* INSTRUCTIONS TO FOLLOW:
Scan each line of the records for the word "Index" and extract the ones that have it.
************
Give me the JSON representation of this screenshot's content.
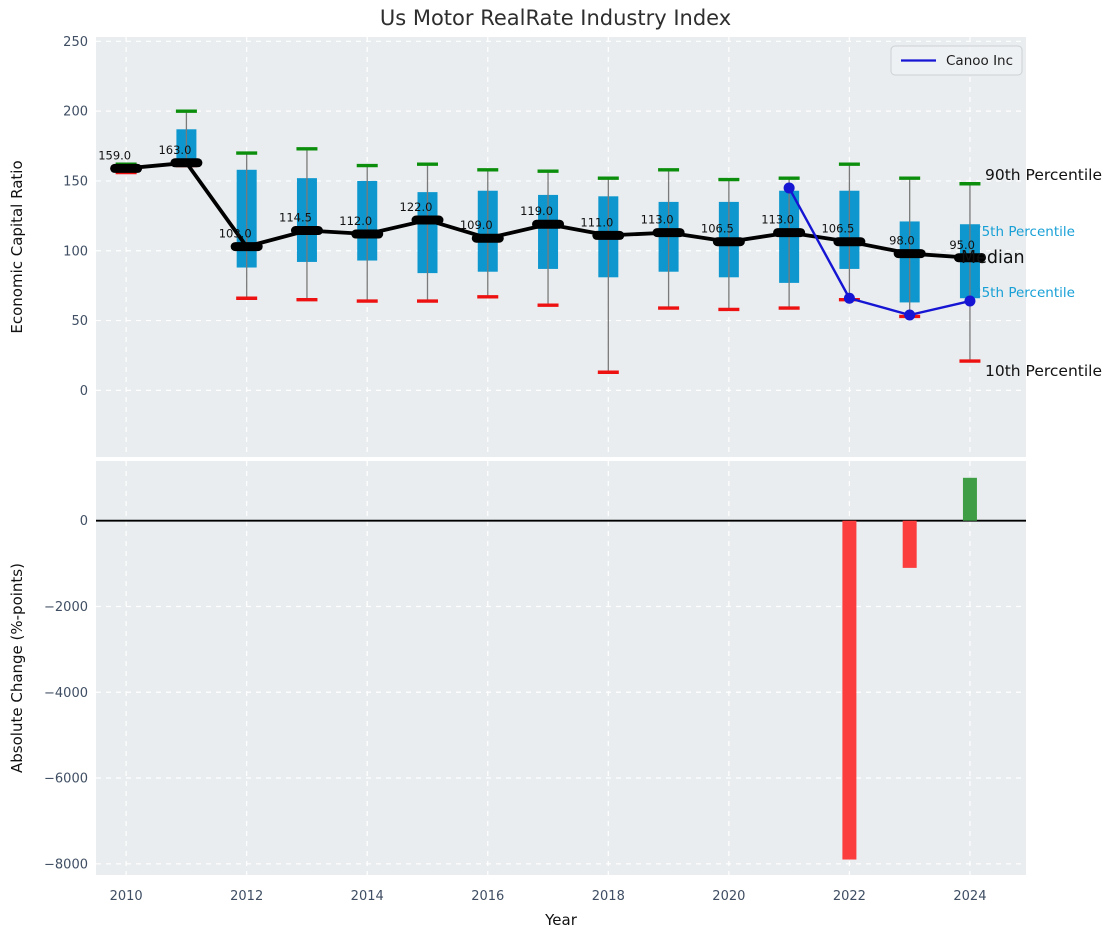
{
  "title": "Us Motor RealRate Industry Index",
  "legend": {
    "label": "Canoo Inc"
  },
  "colors": {
    "axes_bg": "#e9edef",
    "grid": "#ffffff",
    "tick_label": "#3f4e63",
    "axis_label": "#111111",
    "box_fill": "#0d97ce",
    "whisker": "#7a7a7a",
    "p90_cap": "#0b8e0b",
    "p10_cap": "#ee1111",
    "median": "#000000",
    "canoo_line": "#1515d3",
    "bar_negative": "#fb3d3d",
    "bar_positive": "#3f9e45",
    "annotation_black": "#111111",
    "annotation_cyan": "#18a0d6",
    "legend_bg": "#eef1f4",
    "legend_border": "#cdd0d4"
  },
  "chart_data": [
    {
      "type": "boxplot+line",
      "title": "Us Motor RealRate Industry Index",
      "ylabel": "Economic Capital Ratio",
      "xlabel": "Year",
      "ylim": [
        -47.7,
        253.1
      ],
      "xlim": [
        2009.5,
        2024.93
      ],
      "yticks": [
        0,
        50,
        100,
        150,
        200,
        250
      ],
      "xticks": [
        2010,
        2012,
        2014,
        2016,
        2018,
        2020,
        2022,
        2024
      ],
      "grid": true,
      "legend_position": "upper right",
      "boxes": [
        {
          "year": 2010,
          "p10": 156,
          "q1": 157,
          "median": 159.0,
          "q3": 161,
          "p90": 162,
          "label": "159.0"
        },
        {
          "year": 2011,
          "p10": 161,
          "q1": 162,
          "median": 163.0,
          "q3": 187,
          "p90": 200,
          "label": "163.0"
        },
        {
          "year": 2012,
          "p10": 66,
          "q1": 88,
          "median": 103.0,
          "q3": 158,
          "p90": 170,
          "label": "103.0"
        },
        {
          "year": 2013,
          "p10": 65,
          "q1": 92,
          "median": 114.5,
          "q3": 152,
          "p90": 173,
          "label": "114.5"
        },
        {
          "year": 2014,
          "p10": 64,
          "q1": 93,
          "median": 112.0,
          "q3": 150,
          "p90": 161,
          "label": "112.0"
        },
        {
          "year": 2015,
          "p10": 64,
          "q1": 84,
          "median": 122.0,
          "q3": 142,
          "p90": 162,
          "label": "122.0"
        },
        {
          "year": 2016,
          "p10": 67,
          "q1": 85,
          "median": 109.0,
          "q3": 143,
          "p90": 158,
          "label": "109.0"
        },
        {
          "year": 2017,
          "p10": 61,
          "q1": 87,
          "median": 119.0,
          "q3": 140,
          "p90": 157,
          "label": "119.0"
        },
        {
          "year": 2018,
          "p10": 13,
          "q1": 81,
          "median": 111.0,
          "q3": 139,
          "p90": 152,
          "label": "111.0"
        },
        {
          "year": 2019,
          "p10": 59,
          "q1": 85,
          "median": 113.0,
          "q3": 135,
          "p90": 158,
          "label": "113.0"
        },
        {
          "year": 2020,
          "p10": 58,
          "q1": 81,
          "median": 106.5,
          "q3": 135,
          "p90": 151,
          "label": "106.5"
        },
        {
          "year": 2021,
          "p10": 59,
          "q1": 77,
          "median": 113.0,
          "q3": 143,
          "p90": 152,
          "label": "113.0"
        },
        {
          "year": 2022,
          "p10": 65,
          "q1": 87,
          "median": 106.5,
          "q3": 143,
          "p90": 162,
          "label": "106.5"
        },
        {
          "year": 2023,
          "p10": 53,
          "q1": 63,
          "median": 98.0,
          "q3": 121,
          "p90": 152,
          "label": "98.0"
        },
        {
          "year": 2024,
          "p10": 21,
          "q1": 66,
          "median": 95.0,
          "q3": 119,
          "p90": 148,
          "label": "95.0"
        }
      ],
      "series": [
        {
          "name": "Canoo Inc",
          "points": [
            {
              "year": 2021,
              "value": 145
            },
            {
              "year": 2022,
              "value": 66
            },
            {
              "year": 2023,
              "value": 54
            },
            {
              "year": 2024,
              "value": 64
            }
          ]
        }
      ],
      "annotations": [
        {
          "label": "90th Percentile",
          "style": "black"
        },
        {
          "label": "75th Percentile",
          "style": "cyan"
        },
        {
          "label": "Median",
          "style": "black-large"
        },
        {
          "label": "25th Percentile",
          "style": "cyan"
        },
        {
          "label": "10th Percentile",
          "style": "black"
        }
      ]
    },
    {
      "type": "bar",
      "ylabel": "Absolute Change (%-points)",
      "xlabel": "Year",
      "ylim": [
        -8261,
        1392
      ],
      "yticks": [
        0,
        -2000,
        -4000,
        -6000,
        -8000
      ],
      "xticks": [
        2010,
        2012,
        2014,
        2016,
        2018,
        2020,
        2022,
        2024
      ],
      "grid": true,
      "bars": [
        {
          "year": 2022,
          "value": -7900
        },
        {
          "year": 2023,
          "value": -1100
        },
        {
          "year": 2024,
          "value": 1000
        }
      ]
    }
  ]
}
************
* RESULT BELOW:
  "title": "Us Motor RealRate Industry Index",
      "title": "Us Motor RealRate Industry Index",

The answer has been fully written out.